• [DIRECTIONS FOR THIS TASK]
Search the data below for the word "link" and copy each line that holds it.

• [RECORDS FOR PROCESSING]
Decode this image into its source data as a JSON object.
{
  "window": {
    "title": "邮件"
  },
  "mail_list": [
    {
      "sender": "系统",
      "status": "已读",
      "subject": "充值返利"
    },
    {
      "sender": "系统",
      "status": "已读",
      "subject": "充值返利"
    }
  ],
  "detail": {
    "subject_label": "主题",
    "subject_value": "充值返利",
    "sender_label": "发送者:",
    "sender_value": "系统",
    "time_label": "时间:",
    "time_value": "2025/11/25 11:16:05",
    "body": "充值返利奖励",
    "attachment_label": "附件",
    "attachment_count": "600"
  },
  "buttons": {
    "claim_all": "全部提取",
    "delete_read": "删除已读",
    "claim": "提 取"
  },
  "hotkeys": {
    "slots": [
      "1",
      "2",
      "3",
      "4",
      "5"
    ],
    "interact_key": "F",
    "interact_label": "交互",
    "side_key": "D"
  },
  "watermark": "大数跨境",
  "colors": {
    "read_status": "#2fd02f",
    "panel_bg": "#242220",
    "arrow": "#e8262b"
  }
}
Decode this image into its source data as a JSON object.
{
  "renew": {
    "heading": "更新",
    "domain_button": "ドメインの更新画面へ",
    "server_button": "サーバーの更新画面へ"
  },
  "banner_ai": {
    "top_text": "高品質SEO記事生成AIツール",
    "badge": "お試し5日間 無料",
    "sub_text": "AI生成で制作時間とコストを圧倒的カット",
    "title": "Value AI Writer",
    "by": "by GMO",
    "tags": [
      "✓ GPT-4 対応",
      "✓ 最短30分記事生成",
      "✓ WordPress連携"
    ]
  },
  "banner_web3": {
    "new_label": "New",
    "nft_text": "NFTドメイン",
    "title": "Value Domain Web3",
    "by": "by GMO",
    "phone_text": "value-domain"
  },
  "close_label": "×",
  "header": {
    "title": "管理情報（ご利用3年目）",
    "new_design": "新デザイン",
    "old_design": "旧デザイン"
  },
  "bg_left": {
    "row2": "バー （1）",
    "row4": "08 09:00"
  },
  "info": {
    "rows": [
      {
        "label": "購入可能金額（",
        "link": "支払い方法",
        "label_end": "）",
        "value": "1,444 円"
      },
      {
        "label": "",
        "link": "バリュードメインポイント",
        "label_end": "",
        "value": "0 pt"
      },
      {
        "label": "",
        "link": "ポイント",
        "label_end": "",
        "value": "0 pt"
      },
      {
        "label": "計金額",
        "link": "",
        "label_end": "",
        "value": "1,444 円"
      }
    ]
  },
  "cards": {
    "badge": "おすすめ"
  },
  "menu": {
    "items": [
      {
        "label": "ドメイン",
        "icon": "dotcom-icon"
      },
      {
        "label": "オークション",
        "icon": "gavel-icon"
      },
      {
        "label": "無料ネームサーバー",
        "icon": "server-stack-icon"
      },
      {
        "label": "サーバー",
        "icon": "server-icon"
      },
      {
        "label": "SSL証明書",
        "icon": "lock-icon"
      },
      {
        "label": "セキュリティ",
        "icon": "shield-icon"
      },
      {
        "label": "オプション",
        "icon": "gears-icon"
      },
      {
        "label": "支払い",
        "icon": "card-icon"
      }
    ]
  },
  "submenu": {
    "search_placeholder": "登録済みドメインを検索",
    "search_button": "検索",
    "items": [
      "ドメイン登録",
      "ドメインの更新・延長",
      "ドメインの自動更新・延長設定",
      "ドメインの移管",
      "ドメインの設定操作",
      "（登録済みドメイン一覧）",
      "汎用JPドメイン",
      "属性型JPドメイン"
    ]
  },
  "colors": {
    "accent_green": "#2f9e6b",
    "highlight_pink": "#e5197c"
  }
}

• [TASK SOLUTION]
        "link": "支払い方法",
        "link": "バリュードメインポイント",
        "link": "ポイント",
        "link": "",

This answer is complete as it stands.